**Source excerpt**
[start]

# Hey Texbike...How 'bout an update on Gord Fraser



## Fivethumbs (Jul 26, 2005)

Since you're the only one here with acutal team MX Leaders I wanted to know how they compare to each other. Are the geometries the same? Do they ride the same or different? Which one is your favorite and why? Inquiring minds...you know.


----------



## texbike (Oct 21, 2004)

*LONG answer.....*



Fivethumbs said:


> Since you're the only one here with acutal team MX Leaders I wanted to know how they compare to each other. Are the geometries the same? Do they ride the same or different? Which one is your favorite and why? Inquiring minds...you know.


Interesting questions there 5T! Both of the bikes are fantastic. 

To answer your questions, there are subtle differences. First the measurements:

The Telekom bike has a 56 cm seattube (CTC) and a 58 cm top tube. 
"GordoMax" has a 55 cm seattube and a 57 cm top tube.

(both of these measurements work very well for me as I have a longer torso and shorter legs)

I haven't measured the chainstay lengths of the bikes and am unsure of the exact geometries of each (neither is a stock build).

Groupsets:

Telekom is set up with Dura Ace 9 speed (7700) and American Classic 350s. It has a 110 mm Cinelli XA w/Cinelli bars (this may be important in later comments). 

"GordoMax" is complete Dura Ace 8 speed (7410) with DA9/Open pro wheels (these were on the Telekom bike previously and take the place of the original DA8 Open CD SSCs that came on the bike until I get around to rebuilding the hubs on the other wheelset). It has a 125 mm Cinelli 101.

[end]

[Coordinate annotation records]
[start]

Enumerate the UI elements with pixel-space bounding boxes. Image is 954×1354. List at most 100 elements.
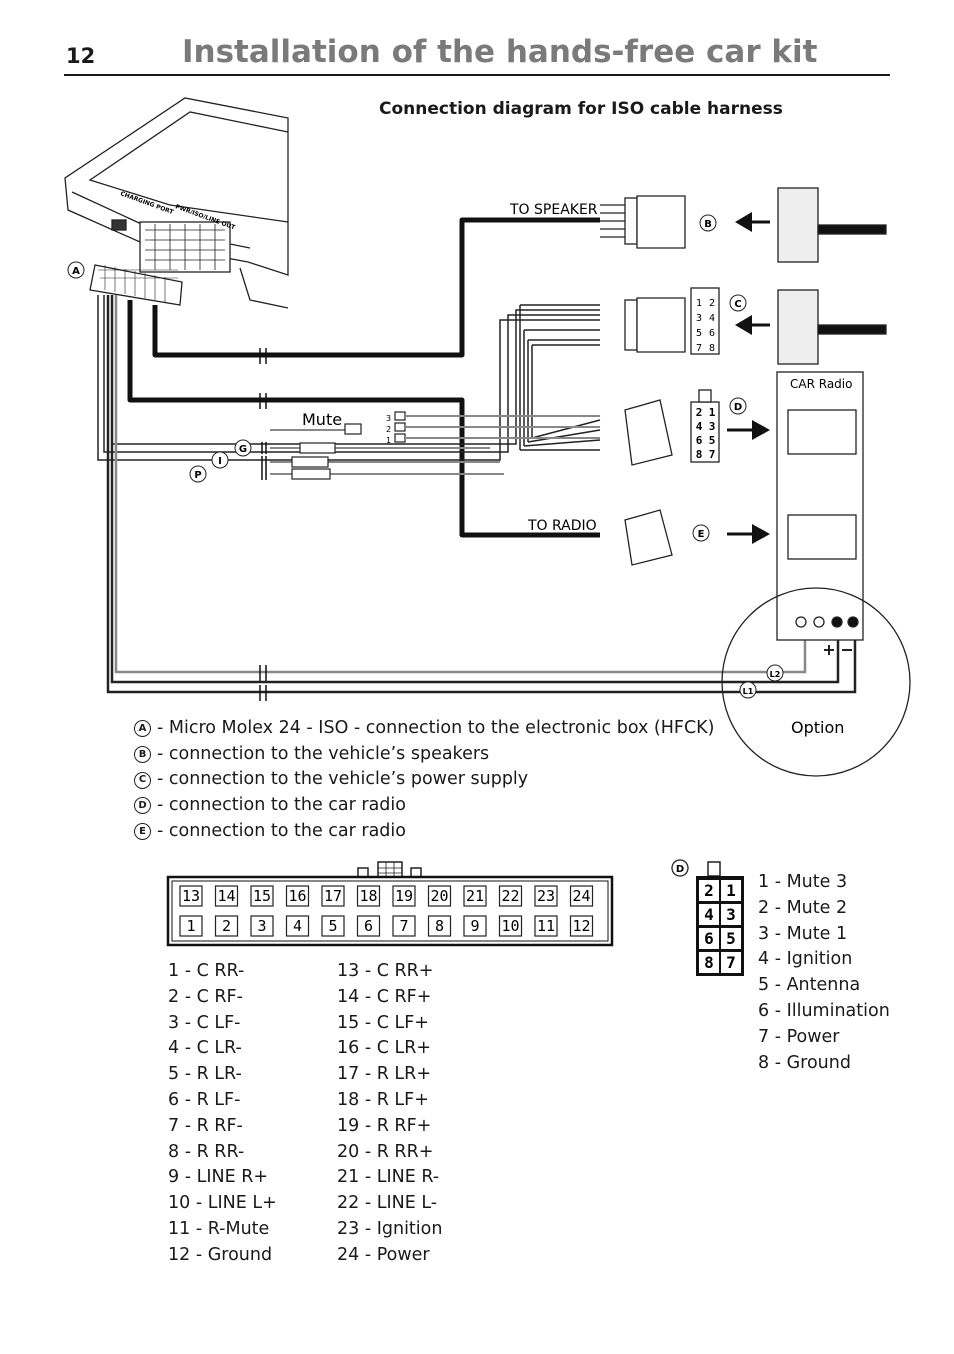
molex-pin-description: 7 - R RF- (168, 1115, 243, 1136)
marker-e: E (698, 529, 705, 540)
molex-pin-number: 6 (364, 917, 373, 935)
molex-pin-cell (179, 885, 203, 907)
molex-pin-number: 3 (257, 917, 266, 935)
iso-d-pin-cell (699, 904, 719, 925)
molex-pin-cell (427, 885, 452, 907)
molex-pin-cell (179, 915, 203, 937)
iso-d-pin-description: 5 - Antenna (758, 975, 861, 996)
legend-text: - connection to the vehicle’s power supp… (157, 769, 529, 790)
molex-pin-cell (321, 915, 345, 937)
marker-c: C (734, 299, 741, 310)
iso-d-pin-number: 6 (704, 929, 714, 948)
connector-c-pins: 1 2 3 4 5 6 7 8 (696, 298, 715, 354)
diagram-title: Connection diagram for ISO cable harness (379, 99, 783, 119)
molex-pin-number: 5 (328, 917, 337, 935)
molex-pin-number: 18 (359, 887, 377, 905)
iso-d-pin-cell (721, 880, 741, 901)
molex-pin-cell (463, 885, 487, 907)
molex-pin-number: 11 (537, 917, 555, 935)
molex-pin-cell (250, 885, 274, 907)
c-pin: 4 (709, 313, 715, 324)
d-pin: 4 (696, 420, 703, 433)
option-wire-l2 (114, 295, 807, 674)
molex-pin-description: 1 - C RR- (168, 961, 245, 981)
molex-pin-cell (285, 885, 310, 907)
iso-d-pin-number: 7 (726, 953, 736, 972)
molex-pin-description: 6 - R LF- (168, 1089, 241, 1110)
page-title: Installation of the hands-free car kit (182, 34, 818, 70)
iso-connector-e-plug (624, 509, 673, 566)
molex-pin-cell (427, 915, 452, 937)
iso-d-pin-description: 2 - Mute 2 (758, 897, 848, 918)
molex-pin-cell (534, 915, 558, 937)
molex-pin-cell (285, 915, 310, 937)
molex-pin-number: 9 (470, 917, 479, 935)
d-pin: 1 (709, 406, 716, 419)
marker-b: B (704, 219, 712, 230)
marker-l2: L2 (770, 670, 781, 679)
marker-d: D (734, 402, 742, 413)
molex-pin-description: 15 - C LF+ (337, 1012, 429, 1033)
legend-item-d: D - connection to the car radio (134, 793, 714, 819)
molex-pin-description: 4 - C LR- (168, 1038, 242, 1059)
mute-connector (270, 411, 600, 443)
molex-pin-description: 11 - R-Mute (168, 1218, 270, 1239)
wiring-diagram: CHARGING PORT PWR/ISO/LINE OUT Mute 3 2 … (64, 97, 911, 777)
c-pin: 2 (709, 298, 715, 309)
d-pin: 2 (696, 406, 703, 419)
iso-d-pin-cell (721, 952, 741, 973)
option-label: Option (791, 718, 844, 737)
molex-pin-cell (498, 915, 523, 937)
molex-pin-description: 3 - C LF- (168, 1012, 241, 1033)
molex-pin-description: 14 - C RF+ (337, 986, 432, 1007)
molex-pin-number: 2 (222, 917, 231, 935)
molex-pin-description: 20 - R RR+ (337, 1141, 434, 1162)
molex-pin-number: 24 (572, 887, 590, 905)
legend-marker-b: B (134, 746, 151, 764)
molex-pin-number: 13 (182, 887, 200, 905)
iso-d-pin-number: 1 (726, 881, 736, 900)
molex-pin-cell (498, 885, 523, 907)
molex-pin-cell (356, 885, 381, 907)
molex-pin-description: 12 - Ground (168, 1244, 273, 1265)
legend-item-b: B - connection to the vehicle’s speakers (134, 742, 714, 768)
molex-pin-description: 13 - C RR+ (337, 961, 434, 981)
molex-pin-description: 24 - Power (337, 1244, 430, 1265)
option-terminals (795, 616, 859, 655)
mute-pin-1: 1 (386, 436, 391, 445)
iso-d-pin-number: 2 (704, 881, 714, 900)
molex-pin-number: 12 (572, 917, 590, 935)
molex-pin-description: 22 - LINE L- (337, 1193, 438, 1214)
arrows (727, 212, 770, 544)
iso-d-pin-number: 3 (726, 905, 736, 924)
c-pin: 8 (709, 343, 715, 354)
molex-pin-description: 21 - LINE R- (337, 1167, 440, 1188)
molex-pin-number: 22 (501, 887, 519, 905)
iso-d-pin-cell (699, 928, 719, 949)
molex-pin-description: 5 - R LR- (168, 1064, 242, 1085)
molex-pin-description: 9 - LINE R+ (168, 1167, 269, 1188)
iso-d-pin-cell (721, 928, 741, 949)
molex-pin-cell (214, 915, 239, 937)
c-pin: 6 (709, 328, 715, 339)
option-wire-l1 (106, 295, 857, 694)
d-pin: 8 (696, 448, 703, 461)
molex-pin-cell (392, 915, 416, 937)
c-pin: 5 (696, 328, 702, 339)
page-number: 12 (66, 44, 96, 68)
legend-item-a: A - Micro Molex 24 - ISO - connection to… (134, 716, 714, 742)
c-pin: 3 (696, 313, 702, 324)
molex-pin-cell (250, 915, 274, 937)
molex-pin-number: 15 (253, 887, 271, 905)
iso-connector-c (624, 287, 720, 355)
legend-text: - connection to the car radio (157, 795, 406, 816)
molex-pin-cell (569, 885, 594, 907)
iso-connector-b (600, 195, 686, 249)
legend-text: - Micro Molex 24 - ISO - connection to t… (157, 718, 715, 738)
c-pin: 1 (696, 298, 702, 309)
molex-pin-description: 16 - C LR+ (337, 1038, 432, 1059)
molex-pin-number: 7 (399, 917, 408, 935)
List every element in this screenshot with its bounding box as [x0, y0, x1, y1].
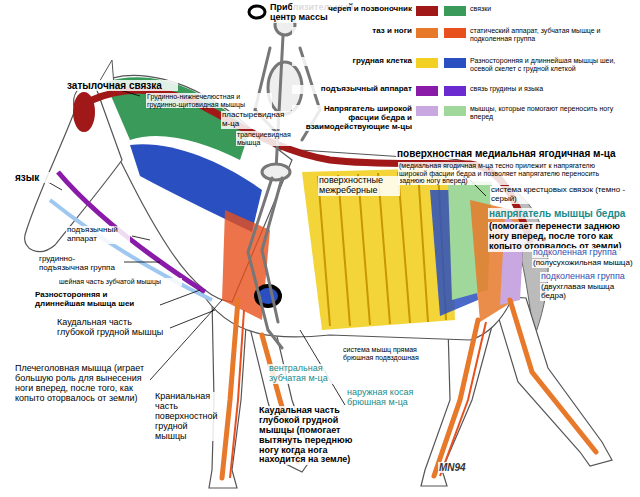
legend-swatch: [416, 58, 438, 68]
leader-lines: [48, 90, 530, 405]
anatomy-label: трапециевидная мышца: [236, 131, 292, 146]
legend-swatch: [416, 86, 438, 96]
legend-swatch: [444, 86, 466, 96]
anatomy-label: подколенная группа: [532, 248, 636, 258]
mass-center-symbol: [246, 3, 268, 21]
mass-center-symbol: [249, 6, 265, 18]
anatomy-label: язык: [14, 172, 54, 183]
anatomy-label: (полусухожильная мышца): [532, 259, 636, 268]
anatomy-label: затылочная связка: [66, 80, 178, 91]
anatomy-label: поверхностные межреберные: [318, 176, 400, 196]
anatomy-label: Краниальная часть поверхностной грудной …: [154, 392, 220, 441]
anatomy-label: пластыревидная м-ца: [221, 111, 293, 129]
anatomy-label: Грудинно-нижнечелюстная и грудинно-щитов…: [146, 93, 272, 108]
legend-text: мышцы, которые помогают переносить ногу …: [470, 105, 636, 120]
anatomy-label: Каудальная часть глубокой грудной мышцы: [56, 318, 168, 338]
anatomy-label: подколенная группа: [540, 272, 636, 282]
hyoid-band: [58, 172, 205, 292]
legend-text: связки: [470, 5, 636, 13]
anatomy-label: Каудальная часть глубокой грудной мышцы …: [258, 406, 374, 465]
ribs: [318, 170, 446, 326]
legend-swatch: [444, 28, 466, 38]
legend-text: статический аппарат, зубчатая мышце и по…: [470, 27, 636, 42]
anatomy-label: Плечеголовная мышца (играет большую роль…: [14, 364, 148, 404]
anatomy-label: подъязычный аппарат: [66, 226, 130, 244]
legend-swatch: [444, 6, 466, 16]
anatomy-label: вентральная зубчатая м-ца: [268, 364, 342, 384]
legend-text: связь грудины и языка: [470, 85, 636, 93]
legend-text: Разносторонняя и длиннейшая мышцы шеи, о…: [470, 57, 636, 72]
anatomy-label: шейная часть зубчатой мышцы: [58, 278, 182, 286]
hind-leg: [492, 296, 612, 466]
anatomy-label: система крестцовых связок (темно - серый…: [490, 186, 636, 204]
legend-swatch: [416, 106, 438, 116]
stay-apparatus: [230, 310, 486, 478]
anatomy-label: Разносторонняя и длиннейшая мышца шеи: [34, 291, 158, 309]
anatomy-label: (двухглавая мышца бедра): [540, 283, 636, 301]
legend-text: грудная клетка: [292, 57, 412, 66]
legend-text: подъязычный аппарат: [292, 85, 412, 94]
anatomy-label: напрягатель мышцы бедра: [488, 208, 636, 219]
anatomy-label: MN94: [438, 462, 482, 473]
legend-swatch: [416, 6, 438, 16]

[end]

**Exercises**
1. Pick out every line of the records that contains the string "грудной", treating uppercase and lowercase as different.
2. Write what comes next in the forum thread comparing the two team MX Leader bikes, starting right after its last sentence.
The forum thread and the records were taken from unrelated sources.

**Answers by task**
1.
anatomy-label: Краниальная часть поверхностной грудной …: [154, 392, 220, 441]
anatomy-label: Каудальная часть глубокой грудной мышцы: [56, 318, 168, 338]
anatomy-label: Каудальная часть глубокой грудной мышцы …: [258, 406, 374, 465]

2.
Ride impressions:

Both are incredible rides. Both have had the same set of wheels and tires on them (the DA9/Open Pros w/Avocet carbons) which eliminate the variable of wheels/tires. Now here is where they are different. Just tossing a leg over the bikes brings out instant differences in feel between the two of them. The Telekom bike instantly feels livelier and more responsive (keep in mind that this is a comparison based off of the same wheelset). The steering feels quicker and just gives a "wow" impression (at least to me). On the other hand, GordoMax doesn't feel as quick or as lively. Keep in mind that it doesn't "feel" bad by any means, but it just doesn't have the "snap" that the Telekom bike does. On the road both of the bikes feel great. The rides are smooth and they accelerate well. They feel incredibly solid the harder you push them. However, this is where GordoMax begins to shine. The FASTER you go, the more alive it begins to feel. I am probably reaching my max in about the spot where it is really coming into its own.  It feels more and more solid and yet more responsive than at lower speeds. Descents on both are incredible. We have a couple of nice hills in the Austin area that have increasing radius turns where I can hit in the high 40 mph range. Both of the bikes have great turn in and just seem to dig in a bit more as you push them. They are perfectly balanced. To summarize: both are great rides, but seem to have different speeds where they really come into their own.

Theories on differences in feel:

1. Stem length. Could a 15mm difference have a large impact on the steering feel? I haven't tried two different stem lengths back to back on the same bike to find out.

2. Bikes built for different purposes. Gord Fraser did many of the Classics such as Paris-Roubaix, Flanders, etc. Could the bike have been built to accommodate the style of racing (and routes) that Gord was specializing in? Could GordoMax have been built to create a more stable and yielding ride on the pave and rougher courses of the Classics? Longer chainstays could be part of that mix. As mentioned, I haven't measured them, but it would lead to the differences that I am detecting between the bikes.

Next Steps:

1. Measure the chainstays to see if there is a difference between the two,
2. Swap out the 125 stem for a 110 to see if that sharpens the steering response of GordoMax, 

OR

3. Ride the bikes and not even worry about the differences, but appreciate them instead.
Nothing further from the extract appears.